Objective —
Gather all lines in the entries that include the word "color".

= = = =

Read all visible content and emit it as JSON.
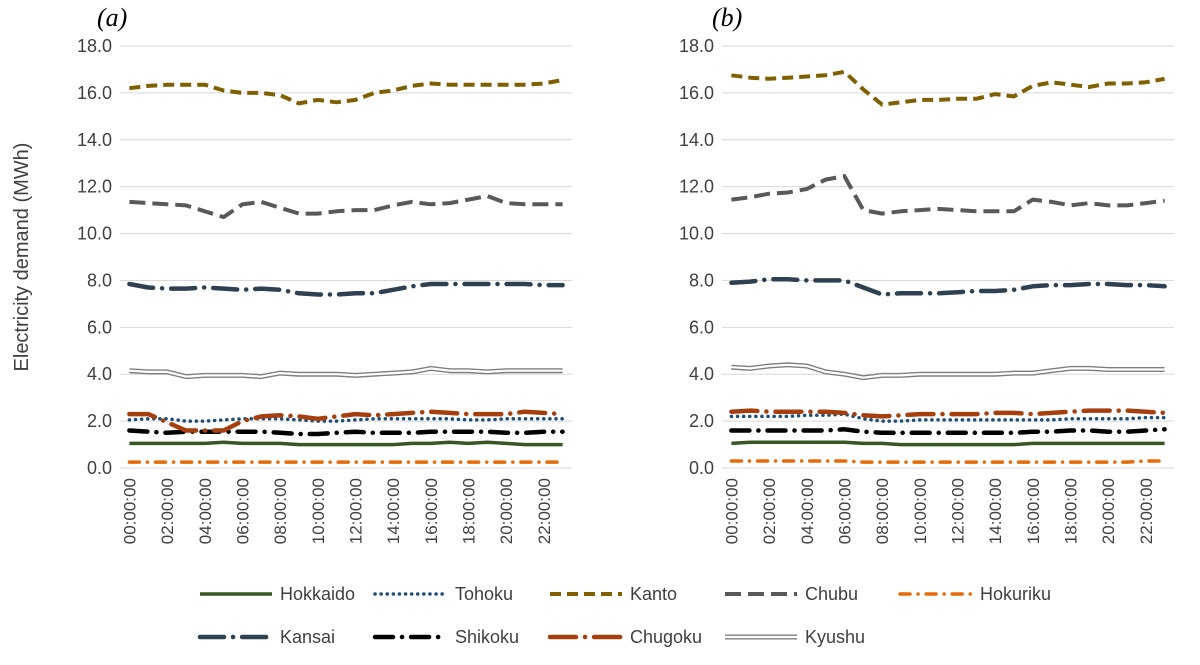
{
  "chart_data": [
    {
      "type": "line",
      "panel_label": "(a)",
      "ylabel": "Electricity demand (MWh)",
      "ylim": [
        0,
        18
      ],
      "y_ticks": [
        "0.0",
        "2.0",
        "4.0",
        "6.0",
        "8.0",
        "10.0",
        "12.0",
        "14.0",
        "16.0",
        "18.0"
      ],
      "x_ticks": [
        "00:00:00",
        "02:00:00",
        "04:00:00",
        "06:00:00",
        "08:00:00",
        "10:00:00",
        "12:00:00",
        "14:00:00",
        "16:00:00",
        "18:00:00",
        "20:00:00",
        "22:00:00"
      ],
      "x": [
        "00:00:00",
        "01:00:00",
        "02:00:00",
        "03:00:00",
        "04:00:00",
        "05:00:00",
        "06:00:00",
        "07:00:00",
        "08:00:00",
        "09:00:00",
        "10:00:00",
        "11:00:00",
        "12:00:00",
        "13:00:00",
        "14:00:00",
        "15:00:00",
        "16:00:00",
        "17:00:00",
        "18:00:00",
        "19:00:00",
        "20:00:00",
        "21:00:00",
        "22:00:00",
        "23:00:00"
      ],
      "grid": true,
      "series": [
        {
          "name": "Hokkaido",
          "values": [
            1.05,
            1.05,
            1.05,
            1.05,
            1.05,
            1.1,
            1.05,
            1.05,
            1.05,
            1.0,
            1.0,
            1.0,
            1.0,
            1.0,
            1.0,
            1.05,
            1.05,
            1.1,
            1.05,
            1.1,
            1.05,
            1.0,
            1.0,
            1.0
          ]
        },
        {
          "name": "Tohoku",
          "values": [
            2.05,
            2.1,
            2.1,
            2.0,
            2.0,
            2.05,
            2.1,
            2.1,
            2.1,
            2.05,
            2.0,
            2.0,
            2.05,
            2.1,
            2.1,
            2.1,
            2.1,
            2.1,
            2.05,
            2.05,
            2.1,
            2.1,
            2.1,
            2.1
          ]
        },
        {
          "name": "Kanto",
          "values": [
            16.2,
            16.3,
            16.35,
            16.35,
            16.35,
            16.1,
            16.0,
            16.0,
            15.9,
            15.55,
            15.7,
            15.6,
            15.7,
            16.0,
            16.1,
            16.3,
            16.4,
            16.35,
            16.35,
            16.35,
            16.35,
            16.35,
            16.4,
            16.55
          ]
        },
        {
          "name": "Chubu",
          "values": [
            11.35,
            11.3,
            11.25,
            11.2,
            10.95,
            10.7,
            11.25,
            11.35,
            11.1,
            10.85,
            10.85,
            10.95,
            11.0,
            11.0,
            11.2,
            11.35,
            11.25,
            11.3,
            11.45,
            11.6,
            11.3,
            11.25,
            11.25,
            11.25
          ]
        },
        {
          "name": "Hokuriku",
          "values": [
            0.25,
            0.25,
            0.25,
            0.25,
            0.25,
            0.25,
            0.25,
            0.25,
            0.25,
            0.25,
            0.25,
            0.25,
            0.25,
            0.25,
            0.25,
            0.25,
            0.25,
            0.25,
            0.25,
            0.25,
            0.25,
            0.25,
            0.25,
            0.25
          ]
        },
        {
          "name": "Kansai",
          "values": [
            7.85,
            7.7,
            7.65,
            7.65,
            7.7,
            7.65,
            7.6,
            7.65,
            7.6,
            7.45,
            7.4,
            7.4,
            7.45,
            7.45,
            7.6,
            7.75,
            7.85,
            7.85,
            7.85,
            7.85,
            7.85,
            7.85,
            7.8,
            7.8
          ]
        },
        {
          "name": "Shikoku",
          "values": [
            1.6,
            1.55,
            1.5,
            1.55,
            1.55,
            1.55,
            1.55,
            1.55,
            1.5,
            1.45,
            1.45,
            1.5,
            1.55,
            1.5,
            1.5,
            1.5,
            1.55,
            1.55,
            1.55,
            1.55,
            1.5,
            1.5,
            1.55,
            1.55
          ]
        },
        {
          "name": "Chugoku",
          "values": [
            2.3,
            2.3,
            1.95,
            1.6,
            1.6,
            1.6,
            2.0,
            2.2,
            2.25,
            2.2,
            2.1,
            2.2,
            2.3,
            2.25,
            2.3,
            2.35,
            2.4,
            2.35,
            2.3,
            2.3,
            2.3,
            2.4,
            2.35,
            2.3
          ]
        },
        {
          "name": "Kyushu",
          "values": [
            4.15,
            4.1,
            4.1,
            3.9,
            3.95,
            3.95,
            3.95,
            3.9,
            4.05,
            4.0,
            4.0,
            4.0,
            3.95,
            4.0,
            4.05,
            4.1,
            4.25,
            4.15,
            4.15,
            4.1,
            4.15,
            4.15,
            4.15,
            4.15
          ]
        }
      ]
    },
    {
      "type": "line",
      "panel_label": "(b)",
      "ylabel": "Electricity demand (MWh)",
      "ylim": [
        0,
        18
      ],
      "y_ticks": [
        "0.0",
        "2.0",
        "4.0",
        "6.0",
        "8.0",
        "10.0",
        "12.0",
        "14.0",
        "16.0",
        "18.0"
      ],
      "x_ticks": [
        "00:00:00",
        "02:00:00",
        "04:00:00",
        "06:00:00",
        "08:00:00",
        "10:00:00",
        "12:00:00",
        "14:00:00",
        "16:00:00",
        "18:00:00",
        "20:00:00",
        "22:00:00"
      ],
      "x": [
        "00:00:00",
        "01:00:00",
        "02:00:00",
        "03:00:00",
        "04:00:00",
        "05:00:00",
        "06:00:00",
        "07:00:00",
        "08:00:00",
        "09:00:00",
        "10:00:00",
        "11:00:00",
        "12:00:00",
        "13:00:00",
        "14:00:00",
        "15:00:00",
        "16:00:00",
        "17:00:00",
        "18:00:00",
        "19:00:00",
        "20:00:00",
        "21:00:00",
        "22:00:00",
        "23:00:00"
      ],
      "grid": true,
      "series": [
        {
          "name": "Hokkaido",
          "values": [
            1.05,
            1.1,
            1.1,
            1.1,
            1.1,
            1.1,
            1.1,
            1.05,
            1.05,
            1.0,
            1.0,
            1.0,
            1.0,
            1.0,
            1.0,
            1.0,
            1.05,
            1.05,
            1.05,
            1.05,
            1.05,
            1.05,
            1.05,
            1.05
          ]
        },
        {
          "name": "Tohoku",
          "values": [
            2.2,
            2.2,
            2.2,
            2.2,
            2.25,
            2.25,
            2.3,
            2.1,
            2.0,
            2.0,
            2.05,
            2.05,
            2.05,
            2.05,
            2.05,
            2.05,
            2.05,
            2.05,
            2.1,
            2.1,
            2.1,
            2.1,
            2.15,
            2.15
          ]
        },
        {
          "name": "Kanto",
          "values": [
            16.75,
            16.65,
            16.6,
            16.65,
            16.7,
            16.75,
            16.9,
            16.15,
            15.5,
            15.6,
            15.7,
            15.7,
            15.75,
            15.75,
            15.95,
            15.85,
            16.3,
            16.45,
            16.35,
            16.25,
            16.4,
            16.4,
            16.45,
            16.6
          ]
        },
        {
          "name": "Chubu",
          "values": [
            11.45,
            11.55,
            11.7,
            11.75,
            11.9,
            12.3,
            12.45,
            11.0,
            10.85,
            10.95,
            11.0,
            11.05,
            11.0,
            10.95,
            10.95,
            10.95,
            11.45,
            11.35,
            11.2,
            11.3,
            11.2,
            11.2,
            11.3,
            11.4
          ]
        },
        {
          "name": "Hokuriku",
          "values": [
            0.3,
            0.3,
            0.3,
            0.3,
            0.3,
            0.3,
            0.3,
            0.25,
            0.25,
            0.25,
            0.25,
            0.25,
            0.25,
            0.25,
            0.25,
            0.25,
            0.25,
            0.25,
            0.25,
            0.25,
            0.25,
            0.25,
            0.3,
            0.3
          ]
        },
        {
          "name": "Kansai",
          "values": [
            7.9,
            7.95,
            8.05,
            8.05,
            8.0,
            8.0,
            8.0,
            7.7,
            7.4,
            7.45,
            7.45,
            7.45,
            7.5,
            7.55,
            7.55,
            7.6,
            7.75,
            7.8,
            7.8,
            7.85,
            7.85,
            7.8,
            7.8,
            7.75
          ]
        },
        {
          "name": "Shikoku",
          "values": [
            1.6,
            1.6,
            1.6,
            1.6,
            1.6,
            1.6,
            1.65,
            1.55,
            1.5,
            1.5,
            1.5,
            1.5,
            1.5,
            1.5,
            1.5,
            1.5,
            1.55,
            1.55,
            1.6,
            1.6,
            1.55,
            1.55,
            1.6,
            1.65
          ]
        },
        {
          "name": "Chugoku",
          "values": [
            2.4,
            2.45,
            2.4,
            2.4,
            2.4,
            2.4,
            2.35,
            2.25,
            2.2,
            2.25,
            2.3,
            2.3,
            2.3,
            2.3,
            2.35,
            2.35,
            2.3,
            2.35,
            2.4,
            2.45,
            2.45,
            2.45,
            2.4,
            2.35
          ]
        },
        {
          "name": "Kyushu",
          "values": [
            4.3,
            4.25,
            4.35,
            4.4,
            4.35,
            4.1,
            4.0,
            3.85,
            3.95,
            3.95,
            4.0,
            4.0,
            4.0,
            4.0,
            4.0,
            4.05,
            4.05,
            4.15,
            4.25,
            4.25,
            4.2,
            4.2,
            4.2,
            4.2
          ]
        }
      ]
    }
  ],
  "legend": {
    "placement": "bottom",
    "entries": [
      {
        "name": "Hokkaido",
        "color": "#375623"
      },
      {
        "name": "Tohoku",
        "color": "#1f4e79"
      },
      {
        "name": "Kanto",
        "color": "#7f6000"
      },
      {
        "name": "Chubu",
        "color": "#595959"
      },
      {
        "name": "Hokuriku",
        "color": "#e46c0a"
      },
      {
        "name": "Kansai",
        "color": "#2f4050"
      },
      {
        "name": "Shikoku",
        "color": "#000000"
      },
      {
        "name": "Chugoku",
        "color": "#a5400e"
      },
      {
        "name": "Kyushu",
        "color": "#7f7f7f"
      }
    ]
  }
}
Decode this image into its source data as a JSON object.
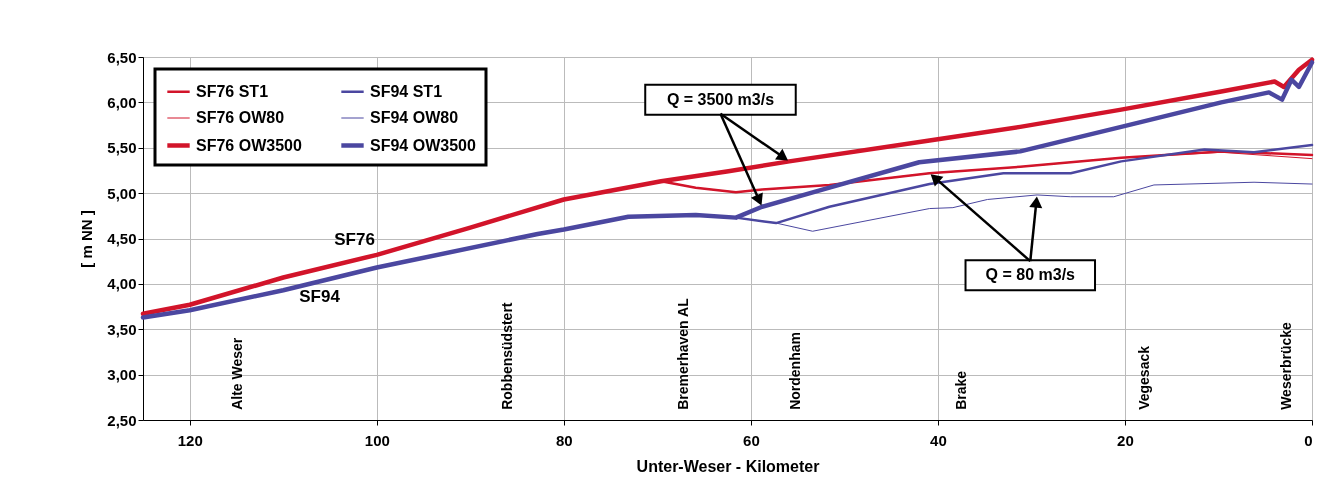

= = = =

Task solution —
        "color": "#375623"
        "color": "#1f4e79"
        "color": "#7f6000"
        "color": "#595959"
        "color": "#e46c0a"
        "color": "#2f4050"
        "color": "#000000"
        "color": "#a5400e"
        "color": "#7f7f7f"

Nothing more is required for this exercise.